Pull every line holding the string "Party" from the records below.

Data excerpts
__________________________________________________
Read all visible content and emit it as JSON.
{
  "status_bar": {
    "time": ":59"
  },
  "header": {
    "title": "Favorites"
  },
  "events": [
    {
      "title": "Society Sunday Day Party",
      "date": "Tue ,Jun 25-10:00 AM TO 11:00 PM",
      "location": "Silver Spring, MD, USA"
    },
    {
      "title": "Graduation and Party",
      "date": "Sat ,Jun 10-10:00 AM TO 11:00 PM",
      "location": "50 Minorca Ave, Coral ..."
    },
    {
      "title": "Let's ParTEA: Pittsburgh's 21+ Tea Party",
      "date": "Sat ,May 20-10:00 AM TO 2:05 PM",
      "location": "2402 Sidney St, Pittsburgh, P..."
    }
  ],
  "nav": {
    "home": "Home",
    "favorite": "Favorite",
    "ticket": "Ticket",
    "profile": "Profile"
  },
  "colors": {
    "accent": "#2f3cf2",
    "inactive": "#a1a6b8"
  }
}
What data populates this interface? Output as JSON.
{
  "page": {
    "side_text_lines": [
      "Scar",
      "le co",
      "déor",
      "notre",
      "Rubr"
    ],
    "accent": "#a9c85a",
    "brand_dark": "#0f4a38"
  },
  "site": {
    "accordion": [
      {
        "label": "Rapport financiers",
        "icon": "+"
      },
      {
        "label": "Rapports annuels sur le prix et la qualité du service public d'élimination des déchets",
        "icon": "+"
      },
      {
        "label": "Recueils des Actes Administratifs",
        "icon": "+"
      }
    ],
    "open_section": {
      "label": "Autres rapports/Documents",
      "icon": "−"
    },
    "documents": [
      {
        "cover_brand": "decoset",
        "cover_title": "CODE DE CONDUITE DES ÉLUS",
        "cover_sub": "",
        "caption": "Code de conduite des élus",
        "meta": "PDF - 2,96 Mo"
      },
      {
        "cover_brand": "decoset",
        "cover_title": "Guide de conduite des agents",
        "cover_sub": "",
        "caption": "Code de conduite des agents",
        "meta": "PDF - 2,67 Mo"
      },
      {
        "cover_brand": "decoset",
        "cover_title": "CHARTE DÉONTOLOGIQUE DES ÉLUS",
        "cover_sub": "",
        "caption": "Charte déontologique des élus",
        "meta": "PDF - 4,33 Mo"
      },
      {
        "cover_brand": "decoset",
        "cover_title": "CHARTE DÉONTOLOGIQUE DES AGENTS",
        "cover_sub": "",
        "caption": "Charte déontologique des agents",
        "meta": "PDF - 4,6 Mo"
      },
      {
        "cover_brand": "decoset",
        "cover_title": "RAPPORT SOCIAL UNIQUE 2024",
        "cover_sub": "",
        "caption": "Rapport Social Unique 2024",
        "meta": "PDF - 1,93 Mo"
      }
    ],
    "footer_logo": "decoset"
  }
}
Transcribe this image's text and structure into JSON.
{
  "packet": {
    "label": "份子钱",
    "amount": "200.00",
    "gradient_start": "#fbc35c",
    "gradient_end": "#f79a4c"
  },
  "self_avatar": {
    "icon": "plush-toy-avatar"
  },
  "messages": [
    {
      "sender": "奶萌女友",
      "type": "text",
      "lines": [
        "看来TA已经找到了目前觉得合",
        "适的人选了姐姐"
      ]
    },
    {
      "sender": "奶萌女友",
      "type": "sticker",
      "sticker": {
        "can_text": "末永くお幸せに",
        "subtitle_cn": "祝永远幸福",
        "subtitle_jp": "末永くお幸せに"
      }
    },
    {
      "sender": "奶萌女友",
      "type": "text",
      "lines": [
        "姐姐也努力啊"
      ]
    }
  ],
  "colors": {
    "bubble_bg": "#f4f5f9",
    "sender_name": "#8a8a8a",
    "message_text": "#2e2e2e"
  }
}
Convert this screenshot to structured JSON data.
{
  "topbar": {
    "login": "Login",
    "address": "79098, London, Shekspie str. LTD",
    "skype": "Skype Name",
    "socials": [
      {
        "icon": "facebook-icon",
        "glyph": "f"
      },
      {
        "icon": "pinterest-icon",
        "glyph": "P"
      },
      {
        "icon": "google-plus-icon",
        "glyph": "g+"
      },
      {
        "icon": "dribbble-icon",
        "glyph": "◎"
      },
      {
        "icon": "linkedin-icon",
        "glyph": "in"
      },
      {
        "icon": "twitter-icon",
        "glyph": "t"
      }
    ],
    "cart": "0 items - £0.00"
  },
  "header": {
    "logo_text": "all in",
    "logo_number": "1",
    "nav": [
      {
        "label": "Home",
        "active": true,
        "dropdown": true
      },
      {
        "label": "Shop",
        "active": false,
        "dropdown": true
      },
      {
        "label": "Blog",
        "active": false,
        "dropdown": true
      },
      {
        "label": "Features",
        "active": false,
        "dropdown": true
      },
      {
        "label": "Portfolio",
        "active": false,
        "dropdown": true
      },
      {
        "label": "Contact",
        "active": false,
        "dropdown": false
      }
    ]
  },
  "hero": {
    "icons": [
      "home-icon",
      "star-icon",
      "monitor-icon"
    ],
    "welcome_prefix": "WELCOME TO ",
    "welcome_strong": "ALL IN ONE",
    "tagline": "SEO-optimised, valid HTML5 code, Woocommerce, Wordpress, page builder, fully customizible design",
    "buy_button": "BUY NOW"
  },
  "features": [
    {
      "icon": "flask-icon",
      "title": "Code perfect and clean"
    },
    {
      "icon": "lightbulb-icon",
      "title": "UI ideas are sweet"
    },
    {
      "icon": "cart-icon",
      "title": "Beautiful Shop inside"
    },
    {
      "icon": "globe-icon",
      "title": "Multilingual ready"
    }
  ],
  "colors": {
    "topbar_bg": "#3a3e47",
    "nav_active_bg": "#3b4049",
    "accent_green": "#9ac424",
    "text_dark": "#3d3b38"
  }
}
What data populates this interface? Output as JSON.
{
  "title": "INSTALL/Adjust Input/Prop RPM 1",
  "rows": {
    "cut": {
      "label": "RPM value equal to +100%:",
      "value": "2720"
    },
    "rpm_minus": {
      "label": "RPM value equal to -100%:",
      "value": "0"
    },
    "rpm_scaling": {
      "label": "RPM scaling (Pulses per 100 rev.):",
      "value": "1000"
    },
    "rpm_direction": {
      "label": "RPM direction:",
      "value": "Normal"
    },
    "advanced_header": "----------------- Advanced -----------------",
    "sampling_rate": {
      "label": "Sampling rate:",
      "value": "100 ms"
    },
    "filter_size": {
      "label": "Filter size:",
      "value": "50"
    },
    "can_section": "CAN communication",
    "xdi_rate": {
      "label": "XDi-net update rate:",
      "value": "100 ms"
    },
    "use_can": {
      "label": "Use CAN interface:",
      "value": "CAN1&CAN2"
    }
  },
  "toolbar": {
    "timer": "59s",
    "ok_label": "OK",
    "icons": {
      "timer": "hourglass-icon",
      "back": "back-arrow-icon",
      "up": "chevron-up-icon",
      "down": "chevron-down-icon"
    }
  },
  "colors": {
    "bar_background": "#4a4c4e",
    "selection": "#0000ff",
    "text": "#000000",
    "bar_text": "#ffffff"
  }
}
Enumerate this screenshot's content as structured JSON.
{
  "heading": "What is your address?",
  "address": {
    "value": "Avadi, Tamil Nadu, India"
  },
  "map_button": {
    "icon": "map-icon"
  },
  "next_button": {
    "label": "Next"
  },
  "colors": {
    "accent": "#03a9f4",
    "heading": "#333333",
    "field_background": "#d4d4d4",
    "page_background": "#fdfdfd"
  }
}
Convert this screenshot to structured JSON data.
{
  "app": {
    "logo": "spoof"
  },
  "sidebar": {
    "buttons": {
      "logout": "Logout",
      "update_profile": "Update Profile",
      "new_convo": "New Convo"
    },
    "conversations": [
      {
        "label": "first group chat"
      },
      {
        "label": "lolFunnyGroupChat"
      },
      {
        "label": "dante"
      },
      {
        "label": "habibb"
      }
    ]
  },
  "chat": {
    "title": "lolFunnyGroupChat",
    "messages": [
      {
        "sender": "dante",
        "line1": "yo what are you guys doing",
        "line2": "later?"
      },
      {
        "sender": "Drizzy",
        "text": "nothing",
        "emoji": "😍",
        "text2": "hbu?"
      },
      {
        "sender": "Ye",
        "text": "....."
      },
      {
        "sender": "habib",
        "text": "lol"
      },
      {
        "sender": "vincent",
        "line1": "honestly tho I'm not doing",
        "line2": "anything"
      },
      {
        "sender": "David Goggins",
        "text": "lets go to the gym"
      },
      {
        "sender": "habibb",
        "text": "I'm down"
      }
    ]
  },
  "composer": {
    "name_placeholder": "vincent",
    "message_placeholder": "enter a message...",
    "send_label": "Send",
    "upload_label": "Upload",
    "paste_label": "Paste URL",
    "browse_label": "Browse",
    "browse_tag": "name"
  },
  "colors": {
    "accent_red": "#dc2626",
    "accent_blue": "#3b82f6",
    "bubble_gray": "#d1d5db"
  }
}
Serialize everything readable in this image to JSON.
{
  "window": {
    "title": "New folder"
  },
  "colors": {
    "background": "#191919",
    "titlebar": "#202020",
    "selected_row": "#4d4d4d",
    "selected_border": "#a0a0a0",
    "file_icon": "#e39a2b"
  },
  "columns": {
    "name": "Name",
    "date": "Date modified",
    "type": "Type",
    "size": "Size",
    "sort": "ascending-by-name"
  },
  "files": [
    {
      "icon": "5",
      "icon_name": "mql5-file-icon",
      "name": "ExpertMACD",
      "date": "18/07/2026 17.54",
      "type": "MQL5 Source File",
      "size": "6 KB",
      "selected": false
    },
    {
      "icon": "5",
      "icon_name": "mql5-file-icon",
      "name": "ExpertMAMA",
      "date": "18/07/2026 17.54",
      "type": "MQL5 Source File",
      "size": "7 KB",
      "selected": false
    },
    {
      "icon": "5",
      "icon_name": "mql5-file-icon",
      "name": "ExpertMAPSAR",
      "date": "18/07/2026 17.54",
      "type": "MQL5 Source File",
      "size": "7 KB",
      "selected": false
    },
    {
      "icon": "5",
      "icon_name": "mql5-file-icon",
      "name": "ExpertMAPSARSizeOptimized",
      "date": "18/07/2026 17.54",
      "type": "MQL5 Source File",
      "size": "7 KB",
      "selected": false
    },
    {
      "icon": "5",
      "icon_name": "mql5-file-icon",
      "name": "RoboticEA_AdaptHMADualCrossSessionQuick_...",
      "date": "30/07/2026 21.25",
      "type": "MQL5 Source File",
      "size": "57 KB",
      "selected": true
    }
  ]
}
__________________________________________________
_Exercise answer_
      "title": "Society Sunday Day Party",
      "title": "Graduation and Party",
      "title": "Let's ParTEA: Pittsburgh's 21+ Tea Party",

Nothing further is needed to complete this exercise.